--- Begin ---
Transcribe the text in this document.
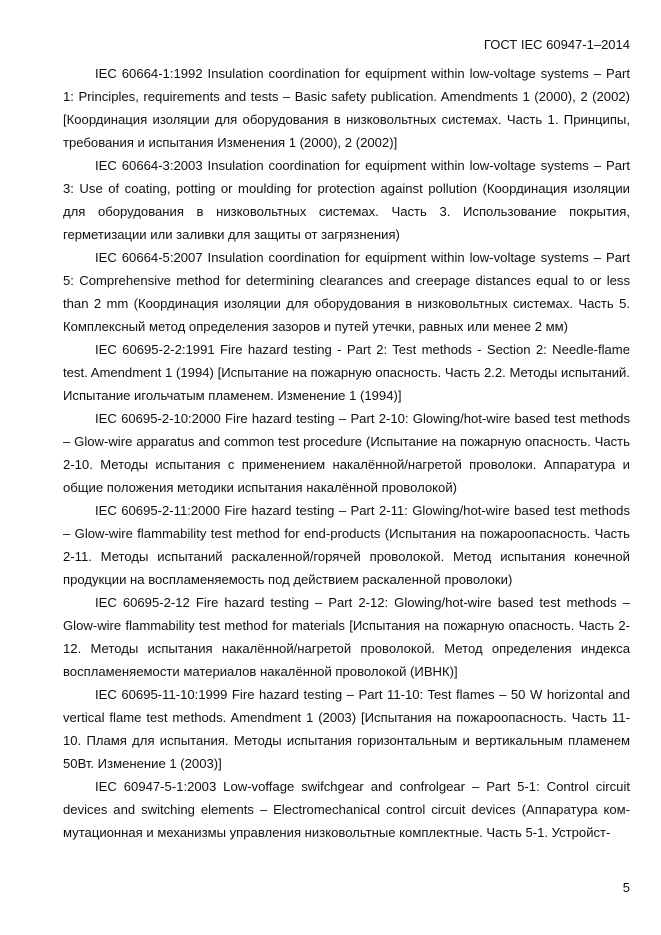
ГОСТ IEC 60947-1–2014

IEC 60664-1:1992 Insulation coordination for equipment within low-voltage systems – Part 1: Principles, requirements and tests – Basic safety publication. Amendments 1 (2000), 2 (2002) [Координация изоляции для оборудования в низковольтных системах. Часть 1. Принципы, требования и испытания Изменения 1 (2000), 2 (2002)]

IEC 60664-3:2003 Insulation coordination for equipment within low-voltage systems – Part 3: Use of coating, potting or moulding for protection against pollution (Координация изоляции для оборудования в низковольтных системах. Часть 3. Использование покрытия, герметизации или заливки для защиты от загрязнения)

IEC 60664-5:2007 Insulation coordination for equipment within low-voltage systems – Part 5: Comprehensive method for determining clearances and creepage distances equal to or less than 2 mm (Координация изоляции для оборудования в низковольтных системах. Часть 5. Комплексный метод определения зазоров и путей утечки, равных или менее 2 мм)

IEC 60695-2-2:1991 Fire hazard testing - Part 2: Test methods - Section 2: Needle-flame test. Amendment 1 (1994) [Испытание на пожарную опасность. Часть 2.2. Методы испытаний. Испытание игольчатым пламенем. Изменение 1 (1994)]

IEC 60695-2-10:2000 Fire hazard testing – Part 2-10: Glowing/hot-wire based test methods – Glow-wire apparatus and common test procedure (Испытание на пожарную опасность. Часть 2-10. Методы испытания с применением накалённой/нагретой проволоки. Аппаратура и общие положения методики испытания накалённой проволокой)

IEC 60695-2-11:2000 Fire hazard testing – Part 2-11: Glowing/hot-wire based test methods – Glow-wire flammability test method for end-products (Испытания на пожароопасность. Часть 2-11. Методы испытаний раскаленной/горячей проволокой. Метод испытания конечной продукции на воспламеняемость под действием раскаленной проволоки)

IEC 60695-2-12 Fire hazard testing – Part 2-12: Glowing/hot-wire based test methods – Glow-wire flammability test method for materials [Испытания на пожарную опасность. Часть 2-12. Методы испытания накалённой/нагретой проволокой. Метод определения индекса воспламеняемости материалов накалённой проволокой (ИВНК)]

IEC 60695-11-10:1999 Fire hazard testing – Part 11-10: Test flames – 50 W horizontal and vertical flame test methods. Amendment 1 (2003) [Испытания на пожароопасность. Часть 11-10. Пламя для испытания. Методы испытания горизонтальным и вертикальным пламенем 50Вт. Изменение 1 (2003)]

IEC 60947-5-1:2003 Low-voffage swifchgear and confrolgear – Part 5-1: Control circuit devices and switching elements – Electromechanical control circuit devices (Аппаратура коммутационная и механизмы управления низковольтные комплектные. Часть 5-1. Устройст-

5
--- End ---
## WRITTEN EXERCISE
Copy every line of the data exactly as written, excluding the pictures.

## SOLUTION FOR THIS PROBLEM
Transcribe the text in this document.
ГОСТ IEC 60947-1–2014

IEC 60664-1:1992 Insulation coordination for equipment within low-voltage systems – Part 1: Principles, requirements and tests – Basic safety publication. Amendments 1 (2000), 2 (2002) [Координация изоляции для оборудования в низковольтных системах. Часть 1. Принципы, требования и испытания Изменения 1 (2000), 2 (2002)]

IEC 60664-3:2003 Insulation coordination for equipment within low-voltage systems – Part 3: Use of coating, potting or moulding for protection against pollution (Координация изоляции для оборудования в низковольтных системах. Часть 3. Использование покрытия, герметизации или заливки для защиты от загрязнения)

IEC 60664-5:2007 Insulation coordination for equipment within low-voltage systems – Part 5: Comprehensive method for determining clearances and creepage distances equal to or less than 2 mm (Координация изоляции для оборудования в низковольтных системах. Часть 5. Комплексный метод определения зазоров и путей утечки, равных или менее 2 мм)

IEC 60695-2-2:1991 Fire hazard testing - Part 2: Test methods - Section 2: Needle-flame test. Amendment 1 (1994) [Испытание на пожарную опасность. Часть 2.2. Методы испытаний. Испытание игольчатым пламенем. Изменение 1 (1994)]

IEC 60695-2-10:2000 Fire hazard testing – Part 2-10: Glowing/hot-wire based test methods – Glow-wire apparatus and common test procedure (Испытание на пожарную опасность. Часть 2-10. Методы испытания с применением накалённой/нагретой проволоки. Аппаратура и общие положения методики испытания накалённой проволокой)

IEC 60695-2-11:2000 Fire hazard testing – Part 2-11: Glowing/hot-wire based test methods – Glow-wire flammability test method for end-products (Испытания на пожароопасность. Часть 2-11. Методы испытаний раскаленной/горячей проволокой. Метод испытания конечной продукции на воспламеняемость под действием раскаленной проволоки)

IEC 60695-2-12 Fire hazard testing – Part 2-12: Glowing/hot-wire based test methods – Glow-wire flammability test method for materials [Испытания на пожарную опасность. Часть 2-12. Методы испытания накалённой/нагретой проволокой. Метод определения индекса воспламеняемости материалов накалённой проволокой (ИВНК)]

IEC 60695-11-10:1999 Fire hazard testing – Part 11-10: Test flames – 50 W horizontal and vertical flame test methods. Amendment 1 (2003) [Испытания на пожароопасность. Часть 11-10. Пламя для испытания. Методы испытания горизонтальным и вертикальным пламенем 50Вт. Изменение 1 (2003)]

IEC 60947-5-1:2003 Low-voffage swifchgear and confrolgear – Part 5-1: Control circuit devices and switching elements – Electromechanical control circuit devices (Аппаратура коммутационная и механизмы управления низковольтные комплектные. Часть 5-1. Устройст-

5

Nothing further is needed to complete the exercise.